Thanks for pointing out to Joose! A powerful class system indeed. I think
I'll borrow some features.

Here is my humble opinion on Joose.

Simple things are complicated
My main concern is that simple things are necessarily complex. I'm talking
about member definitions. For example, even if you have a trivial class,
you have to put your methods inside the "methods" property. The defineClass
description says "Simple yet powerful" which implicates that simple things
must not be complicated just because the system also supports complex
things. defineClass's syntax is scalable: you don't complicate your simple
classes from the start, but in the same time the syntax can express more
complex things later.

Aspects are smeared across a class/role definition
Beside unnecessary complication the syntax make a programmer to put
semantically related members far from each other in code. Methods are
defined in the "methods" property, attributes are defined in "has", method
overrides are in "overrides", different types of attributes are in "has"
and "have". As a result, for example, I can't put some semantically related
methods and attributes together because I have to put them in different
"builders". Thus an aspect consisting of several members may be smeared
across entire class definition.

Method overrides
I wonder why method overrides are put to "overrides" builder. Besides
unnecessary complexity and aspect smearing, it is inconsistent with
attribute overriding: to override an attribute you need to just re-declare
it. Method overriding syntax could be the same.

Attributes
Overall I like them. I was planning to implement attributes before, and now
I see some features that I'd like to borrow.

However, there is design a decision that I find dangerous: a constructor
parameters are generated based on the order of "has" attributes. This is
dangerous because the order of properties in a hash is not guaranteed. See
this <http://goo.gl/hdv7b> StackOverflow answer (see the Update of the best
answer)  and an issue in Chrome <http://goo.gl/jd700> (the order is
inconsistent across Chrome versions)

##############################

- **Directions**:
From the post on Joose above, pull out the passage starting with "Here is my humble" and going on through "complex things later.", copying it word for word.

- **Data listing**:
##############################

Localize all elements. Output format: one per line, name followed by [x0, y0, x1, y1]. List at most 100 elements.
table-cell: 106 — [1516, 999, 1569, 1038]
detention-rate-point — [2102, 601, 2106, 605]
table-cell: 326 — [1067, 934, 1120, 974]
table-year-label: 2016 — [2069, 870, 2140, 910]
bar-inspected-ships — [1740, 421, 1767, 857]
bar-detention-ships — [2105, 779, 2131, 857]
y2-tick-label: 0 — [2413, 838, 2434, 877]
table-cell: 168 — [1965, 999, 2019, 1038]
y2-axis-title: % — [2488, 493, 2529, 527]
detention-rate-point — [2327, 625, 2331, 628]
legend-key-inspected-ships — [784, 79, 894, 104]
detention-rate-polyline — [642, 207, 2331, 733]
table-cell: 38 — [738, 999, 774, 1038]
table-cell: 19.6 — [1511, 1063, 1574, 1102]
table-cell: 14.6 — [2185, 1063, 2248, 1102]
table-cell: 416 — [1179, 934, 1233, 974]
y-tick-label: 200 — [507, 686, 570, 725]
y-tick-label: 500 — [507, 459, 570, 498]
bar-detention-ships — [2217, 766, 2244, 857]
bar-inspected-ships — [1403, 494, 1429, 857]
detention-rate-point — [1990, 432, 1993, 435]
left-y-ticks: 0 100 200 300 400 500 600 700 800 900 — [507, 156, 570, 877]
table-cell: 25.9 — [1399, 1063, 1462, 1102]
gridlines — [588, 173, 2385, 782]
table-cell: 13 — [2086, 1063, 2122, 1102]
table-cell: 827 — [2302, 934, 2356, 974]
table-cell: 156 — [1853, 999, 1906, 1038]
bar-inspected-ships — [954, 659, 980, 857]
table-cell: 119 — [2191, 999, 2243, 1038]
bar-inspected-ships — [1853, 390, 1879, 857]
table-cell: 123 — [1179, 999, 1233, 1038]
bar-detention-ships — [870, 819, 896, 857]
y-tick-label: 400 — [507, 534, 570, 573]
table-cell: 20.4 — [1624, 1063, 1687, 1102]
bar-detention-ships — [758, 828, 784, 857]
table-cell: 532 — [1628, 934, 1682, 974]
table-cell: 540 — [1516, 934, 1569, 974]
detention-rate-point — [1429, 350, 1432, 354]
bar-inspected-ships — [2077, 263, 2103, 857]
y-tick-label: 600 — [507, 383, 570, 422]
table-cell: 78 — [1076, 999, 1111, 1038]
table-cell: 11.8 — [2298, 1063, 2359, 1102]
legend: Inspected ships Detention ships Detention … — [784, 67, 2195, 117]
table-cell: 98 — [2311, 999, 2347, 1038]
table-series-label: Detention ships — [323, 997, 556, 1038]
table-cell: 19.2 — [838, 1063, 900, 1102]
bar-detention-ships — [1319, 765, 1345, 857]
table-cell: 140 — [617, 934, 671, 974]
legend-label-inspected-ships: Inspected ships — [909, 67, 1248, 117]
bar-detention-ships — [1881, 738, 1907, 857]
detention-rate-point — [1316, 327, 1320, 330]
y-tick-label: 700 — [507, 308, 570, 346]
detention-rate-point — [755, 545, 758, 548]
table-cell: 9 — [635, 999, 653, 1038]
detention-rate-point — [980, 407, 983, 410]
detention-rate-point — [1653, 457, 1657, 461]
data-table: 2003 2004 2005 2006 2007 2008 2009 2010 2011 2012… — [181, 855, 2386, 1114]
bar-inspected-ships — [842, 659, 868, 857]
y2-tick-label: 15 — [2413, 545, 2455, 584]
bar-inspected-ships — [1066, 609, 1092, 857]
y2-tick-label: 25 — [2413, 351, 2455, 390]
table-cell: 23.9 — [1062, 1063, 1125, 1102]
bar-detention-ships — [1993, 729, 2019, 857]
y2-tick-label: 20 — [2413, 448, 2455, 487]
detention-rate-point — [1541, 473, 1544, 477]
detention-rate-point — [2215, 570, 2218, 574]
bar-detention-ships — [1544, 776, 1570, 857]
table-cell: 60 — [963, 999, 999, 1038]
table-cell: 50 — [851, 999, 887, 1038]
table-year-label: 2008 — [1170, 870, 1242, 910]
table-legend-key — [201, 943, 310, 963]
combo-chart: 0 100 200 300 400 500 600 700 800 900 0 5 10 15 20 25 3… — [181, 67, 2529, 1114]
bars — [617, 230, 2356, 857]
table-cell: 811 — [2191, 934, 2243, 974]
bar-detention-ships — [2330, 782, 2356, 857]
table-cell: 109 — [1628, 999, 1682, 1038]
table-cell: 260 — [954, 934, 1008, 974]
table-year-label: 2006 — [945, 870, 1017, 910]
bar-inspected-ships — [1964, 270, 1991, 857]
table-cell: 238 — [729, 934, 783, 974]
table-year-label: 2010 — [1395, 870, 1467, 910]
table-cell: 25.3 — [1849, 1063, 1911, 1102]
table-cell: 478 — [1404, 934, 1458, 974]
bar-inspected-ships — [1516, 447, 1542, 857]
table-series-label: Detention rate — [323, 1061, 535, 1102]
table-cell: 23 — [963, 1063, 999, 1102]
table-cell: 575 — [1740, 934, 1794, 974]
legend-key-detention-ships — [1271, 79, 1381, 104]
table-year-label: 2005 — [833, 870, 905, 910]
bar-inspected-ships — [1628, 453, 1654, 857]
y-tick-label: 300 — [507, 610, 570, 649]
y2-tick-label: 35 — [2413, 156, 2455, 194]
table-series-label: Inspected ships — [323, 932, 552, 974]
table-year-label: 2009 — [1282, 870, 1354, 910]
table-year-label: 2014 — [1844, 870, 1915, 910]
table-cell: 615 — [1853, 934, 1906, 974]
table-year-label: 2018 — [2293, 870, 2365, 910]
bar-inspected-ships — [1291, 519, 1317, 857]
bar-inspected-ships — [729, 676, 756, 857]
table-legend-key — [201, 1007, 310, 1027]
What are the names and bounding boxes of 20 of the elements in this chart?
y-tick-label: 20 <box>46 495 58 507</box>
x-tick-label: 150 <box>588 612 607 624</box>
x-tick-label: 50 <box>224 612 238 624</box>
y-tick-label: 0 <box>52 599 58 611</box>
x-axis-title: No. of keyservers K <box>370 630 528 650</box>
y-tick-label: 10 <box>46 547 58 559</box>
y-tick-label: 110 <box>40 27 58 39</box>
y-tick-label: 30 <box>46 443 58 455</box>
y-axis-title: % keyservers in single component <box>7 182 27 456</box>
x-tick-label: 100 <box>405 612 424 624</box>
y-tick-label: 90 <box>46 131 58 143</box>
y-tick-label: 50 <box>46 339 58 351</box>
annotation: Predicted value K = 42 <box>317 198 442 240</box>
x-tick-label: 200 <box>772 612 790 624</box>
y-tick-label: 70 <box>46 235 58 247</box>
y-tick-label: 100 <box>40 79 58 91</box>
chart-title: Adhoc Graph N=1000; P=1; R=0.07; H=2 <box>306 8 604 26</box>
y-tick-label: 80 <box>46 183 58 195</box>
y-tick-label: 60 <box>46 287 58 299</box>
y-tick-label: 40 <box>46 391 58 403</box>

##############################

- **Solution for this problem**:
Here is my humble opinion on Joose.

Simple things are complicated
My main concern is that simple things are necessarily complex. I'm talking
about member definitions. For example, even if you have a trivial class,
you have to put your methods inside the "methods" property. The defineClass
description says "Simple yet powerful" which implicates that simple things
must not be complicated just because the system also supports complex
things. defineClass's syntax is scalable: you don't complicate your simple
classes from the start, but in the same time the syntax can express more
complex things later.